What needs to be done → List, from the lines below, each one with "detached" in it.

Given data →
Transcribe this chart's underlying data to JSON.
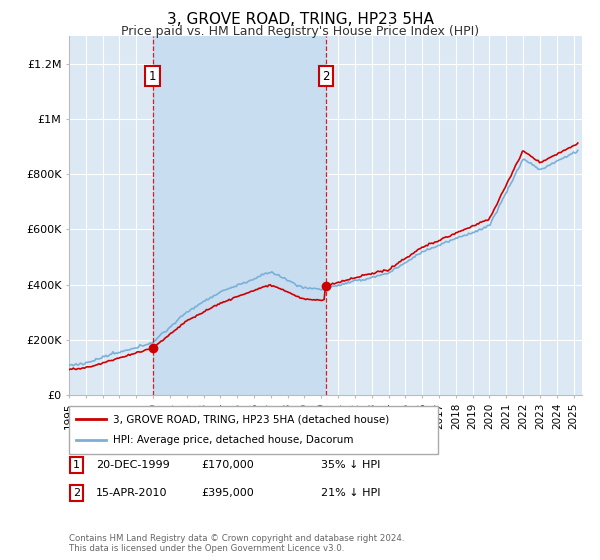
{
  "title": "3, GROVE ROAD, TRING, HP23 5HA",
  "subtitle": "Price paid vs. HM Land Registry's House Price Index (HPI)",
  "title_fontsize": 11,
  "subtitle_fontsize": 9,
  "bg_color": "#ffffff",
  "plot_bg_color": "#dce9f5",
  "shade_color": "#c8ddf0",
  "grid_color": "#ffffff",
  "ylabel_ticks": [
    "£0",
    "£200K",
    "£400K",
    "£600K",
    "£800K",
    "£1M",
    "£1.2M"
  ],
  "ytick_values": [
    0,
    200000,
    400000,
    600000,
    800000,
    1000000,
    1200000
  ],
  "ylim": [
    0,
    1300000
  ],
  "xlim_start": 1995.0,
  "xlim_end": 2025.5,
  "hpi_color": "#7ab0d8",
  "price_color": "#cc0000",
  "transaction1_x": 1999.97,
  "transaction1_y": 170000,
  "transaction1_label": "1",
  "transaction2_x": 2010.29,
  "transaction2_y": 395000,
  "transaction2_label": "2",
  "legend_label1": "3, GROVE ROAD, TRING, HP23 5HA (detached house)",
  "legend_label2": "HPI: Average price, detached house, Dacorum",
  "annotation1_date": "20-DEC-1999",
  "annotation1_price": "£170,000",
  "annotation1_hpi": "35% ↓ HPI",
  "annotation2_date": "15-APR-2010",
  "annotation2_price": "£395,000",
  "annotation2_hpi": "21% ↓ HPI",
  "footer": "Contains HM Land Registry data © Crown copyright and database right 2024.\nThis data is licensed under the Open Government Licence v3.0."
}
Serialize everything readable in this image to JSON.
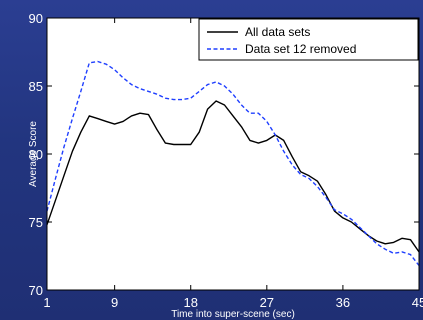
{
  "chart_data": {
    "type": "line",
    "title": "",
    "xlabel": "Time into super-scene (sec)",
    "ylabel": "Average Score",
    "xlim": [
      1,
      45
    ],
    "ylim": [
      70,
      90
    ],
    "xticks": [
      1,
      9,
      18,
      27,
      36,
      45
    ],
    "yticks": [
      70,
      75,
      80,
      85,
      90
    ],
    "grid": false,
    "legend_position": "top-right",
    "series": [
      {
        "name": "All data sets",
        "color": "#000000",
        "dash": "solid",
        "x": [
          1,
          2,
          3,
          4,
          5,
          6,
          7,
          8,
          9,
          10,
          11,
          12,
          13,
          14,
          15,
          16,
          17,
          18,
          19,
          20,
          21,
          22,
          23,
          24,
          25,
          26,
          27,
          28,
          29,
          30,
          31,
          32,
          33,
          34,
          35,
          36,
          37,
          38,
          39,
          40,
          41,
          42,
          43,
          44,
          45
        ],
        "values": [
          74.8,
          76.6,
          78.4,
          80.2,
          81.6,
          82.8,
          82.6,
          82.4,
          82.2,
          82.4,
          82.8,
          83.0,
          82.9,
          81.8,
          80.8,
          80.7,
          80.7,
          80.7,
          81.6,
          83.3,
          83.9,
          83.6,
          82.8,
          82.0,
          81.0,
          80.8,
          81.0,
          81.4,
          81.0,
          79.8,
          78.7,
          78.4,
          78.0,
          77.0,
          75.8,
          75.3,
          75.0,
          74.5,
          74.0,
          73.6,
          73.4,
          73.5,
          73.8,
          73.7,
          72.8
        ]
      },
      {
        "name": "Data set 12 removed",
        "color": "#1f3fff",
        "dash": "dashed",
        "x": [
          1,
          2,
          3,
          4,
          5,
          6,
          7,
          8,
          9,
          10,
          11,
          12,
          13,
          14,
          15,
          16,
          17,
          18,
          19,
          20,
          21,
          22,
          23,
          24,
          25,
          26,
          27,
          28,
          29,
          30,
          31,
          32,
          33,
          34,
          35,
          36,
          37,
          38,
          39,
          40,
          41,
          42,
          43,
          44,
          45
        ],
        "values": [
          75.8,
          78.2,
          80.5,
          82.6,
          84.6,
          86.7,
          86.8,
          86.6,
          86.2,
          85.6,
          85.1,
          84.8,
          84.6,
          84.4,
          84.1,
          84.0,
          84.0,
          84.1,
          84.6,
          85.1,
          85.3,
          85.0,
          84.4,
          83.6,
          83.0,
          83.0,
          82.4,
          81.4,
          80.2,
          79.2,
          78.5,
          78.2,
          77.6,
          76.8,
          75.9,
          75.6,
          75.2,
          74.6,
          74.0,
          73.4,
          73.0,
          72.7,
          72.8,
          72.6,
          71.8
        ]
      }
    ]
  }
}
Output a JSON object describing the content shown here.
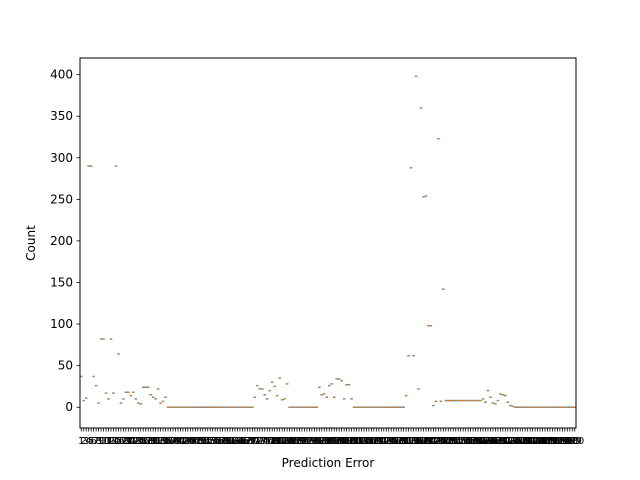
{
  "chart_data": {
    "type": "box",
    "xlabel": "Prediction Error",
    "ylabel": "Count",
    "ylim": [
      -25,
      420
    ],
    "yticks": [
      0,
      50,
      100,
      150,
      200,
      250,
      300,
      350,
      400
    ],
    "n_categories": 200,
    "x_tick_labels_overlap": true,
    "grid": false,
    "colors": {
      "box": "#1f77b4",
      "median": "#ff7f0e",
      "outlier": "#000000"
    },
    "values": [
      37,
      8,
      11,
      290,
      290,
      37,
      26,
      5,
      82,
      82,
      17,
      10,
      82,
      17,
      290,
      64,
      5,
      10,
      18,
      18,
      14,
      18,
      10,
      5,
      4,
      24,
      24,
      24,
      15,
      12,
      10,
      22,
      5,
      7,
      12,
      0,
      0,
      0,
      0,
      0,
      0,
      0,
      0,
      0,
      0,
      0,
      0,
      0,
      0,
      0,
      0,
      0,
      0,
      0,
      0,
      0,
      0,
      0,
      0,
      0,
      0,
      0,
      0,
      0,
      0,
      0,
      0,
      0,
      0,
      0,
      12,
      26,
      22,
      22,
      15,
      10,
      20,
      30,
      25,
      14,
      35,
      9,
      10,
      28,
      0,
      0,
      0,
      0,
      0,
      0,
      0,
      0,
      0,
      0,
      0,
      0,
      24,
      15,
      16,
      12,
      26,
      28,
      12,
      34,
      34,
      32,
      10,
      27,
      27,
      10,
      0,
      0,
      0,
      0,
      0,
      0,
      0,
      0,
      0,
      0,
      0,
      0,
      0,
      0,
      0,
      0,
      0,
      0,
      0,
      0,
      0,
      14,
      62,
      288,
      62,
      398,
      22,
      360,
      253,
      254,
      98,
      98,
      2,
      7,
      323,
      7,
      142,
      8,
      8,
      8,
      8,
      8,
      8,
      8,
      8,
      8,
      8,
      8,
      8,
      8,
      8,
      8,
      10,
      6,
      20,
      12,
      5,
      4,
      8,
      16,
      15,
      14,
      6,
      2,
      1,
      0,
      0,
      0,
      0,
      0,
      0,
      0,
      0,
      0,
      0,
      0,
      0,
      0,
      0,
      0,
      0,
      0,
      0,
      0,
      0,
      0,
      0,
      0,
      0,
      0
    ]
  }
}
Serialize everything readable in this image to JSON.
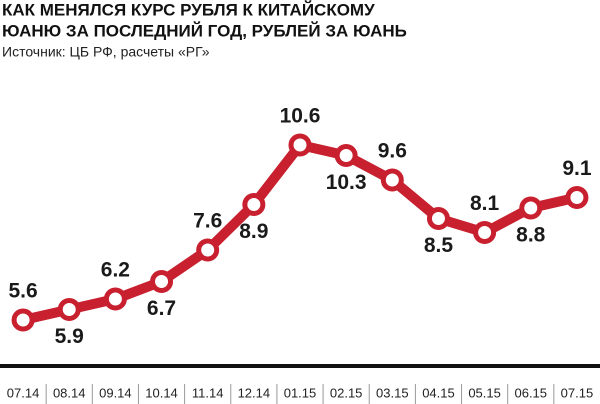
{
  "chart_data": {
    "type": "line",
    "title": [
      "КАК МЕНЯЛСЯ КУРС РУБЛЯ К КИТАЙСКОМУ",
      "ЮАНЮ ЗА ПОСЛЕДНИЙ ГОД, РУБЛЕЙ ЗА ЮАНЬ"
    ],
    "subtitle": "Источник: ЦБ РФ, расчеты «РГ»",
    "categories": [
      "07.14",
      "08.14",
      "09.14",
      "10.14",
      "11.14",
      "12.14",
      "01.15",
      "02.15",
      "03.15",
      "04.15",
      "05.15",
      "06.15",
      "07.15"
    ],
    "values": [
      5.6,
      5.9,
      6.2,
      6.7,
      7.6,
      8.9,
      10.6,
      10.3,
      9.6,
      8.5,
      8.1,
      8.8,
      9.1
    ],
    "color": "#c8202f"
  }
}
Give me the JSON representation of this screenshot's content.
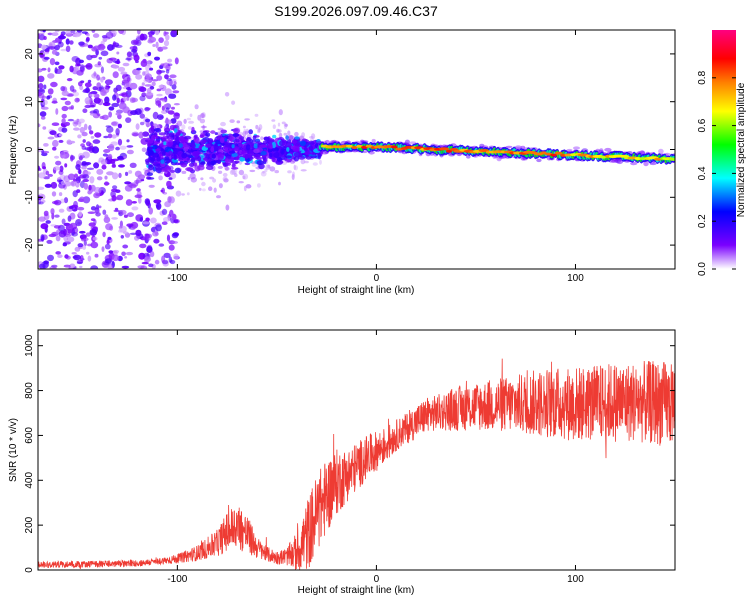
{
  "title": "S199.2026.097.09.46.C37",
  "chart_data": [
    {
      "type": "heatmap",
      "title": "S199.2026.097.09.46.C37",
      "xlabel": "Height of straight line (km)",
      "ylabel": "Frequency (Hz)",
      "xlim": [
        -170,
        150
      ],
      "ylim": [
        -25,
        25
      ],
      "xticks": [
        -100,
        0,
        100
      ],
      "xtick_labels": [
        "-100",
        "0",
        "100"
      ],
      "yticks": [
        -20,
        -10,
        0,
        10,
        20
      ],
      "ytick_labels": [
        "-20",
        "-10",
        "0",
        "10",
        "20"
      ],
      "colorbar": {
        "label": "Normalized spectral amplitude",
        "range": [
          0,
          1
        ],
        "ticks": [
          0,
          0.2,
          0.4,
          0.6,
          0.8
        ],
        "tick_labels": [
          "0.0",
          "0.2",
          "0.4",
          "0.6",
          "0.8"
        ],
        "colormap": "rainbow (white-violet-blue-cyan-green-yellow-orange-red-magenta)"
      },
      "features": [
        {
          "x_range": [
            -170,
            -100
          ],
          "description": "broadband noise spread over full frequency range",
          "amplitude": 0.1
        },
        {
          "x_range": [
            -115,
            -28
          ],
          "description": "energy concentrating toward 0 Hz, spread narrowing",
          "amplitude": 0.2
        },
        {
          "x_range": [
            -28,
            150
          ],
          "description": "narrow tone near 0 Hz drifting to about -2 Hz",
          "amplitude_peak": 0.85
        }
      ]
    },
    {
      "type": "line",
      "title": "",
      "xlabel": "Height of straight line (km)",
      "ylabel": "SNR (10 * v/v)",
      "xlim": [
        -170,
        150
      ],
      "ylim": [
        0,
        1070
      ],
      "xticks": [
        -100,
        0,
        100
      ],
      "xtick_labels": [
        "-100",
        "0",
        "100"
      ],
      "yticks": [
        0,
        200,
        400,
        600,
        800,
        1000
      ],
      "ytick_labels": [
        "0",
        "200",
        "400",
        "600",
        "800",
        "1000"
      ],
      "color": "#ee3b33",
      "series": [
        {
          "name": "SNR",
          "x": [
            -170,
            -160,
            -150,
            -140,
            -130,
            -120,
            -110,
            -100,
            -90,
            -80,
            -75,
            -70,
            -65,
            -60,
            -55,
            -50,
            -45,
            -40,
            -35,
            -30,
            -25,
            -20,
            -15,
            -10,
            -5,
            0,
            5,
            10,
            15,
            20,
            25,
            30,
            40,
            50,
            60,
            70,
            80,
            90,
            100,
            110,
            120,
            130,
            140,
            150
          ],
          "y": [
            25,
            25,
            26,
            27,
            28,
            30,
            38,
            50,
            75,
            120,
            170,
            200,
            160,
            100,
            70,
            55,
            60,
            80,
            150,
            250,
            330,
            390,
            420,
            460,
            500,
            530,
            560,
            600,
            630,
            660,
            690,
            700,
            720,
            730,
            735,
            740,
            745,
            745,
            740,
            745,
            750,
            750,
            745,
            740
          ],
          "noise_amplitude": [
            15,
            15,
            15,
            15,
            15,
            15,
            15,
            20,
            35,
            60,
            90,
            110,
            90,
            50,
            35,
            30,
            40,
            90,
            160,
            180,
            170,
            150,
            120,
            110,
            100,
            90,
            80,
            70,
            70,
            75,
            80,
            80,
            100,
            110,
            120,
            130,
            150,
            160,
            170,
            170,
            180,
            180,
            190,
            190
          ]
        }
      ]
    }
  ]
}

Answer to this task →
  "legend_label1": "3, GROVE ROAD, TRING, HP23 5HA (detached house)",
  "legend_label2": "HPI: Average price, detached house, Dacorum",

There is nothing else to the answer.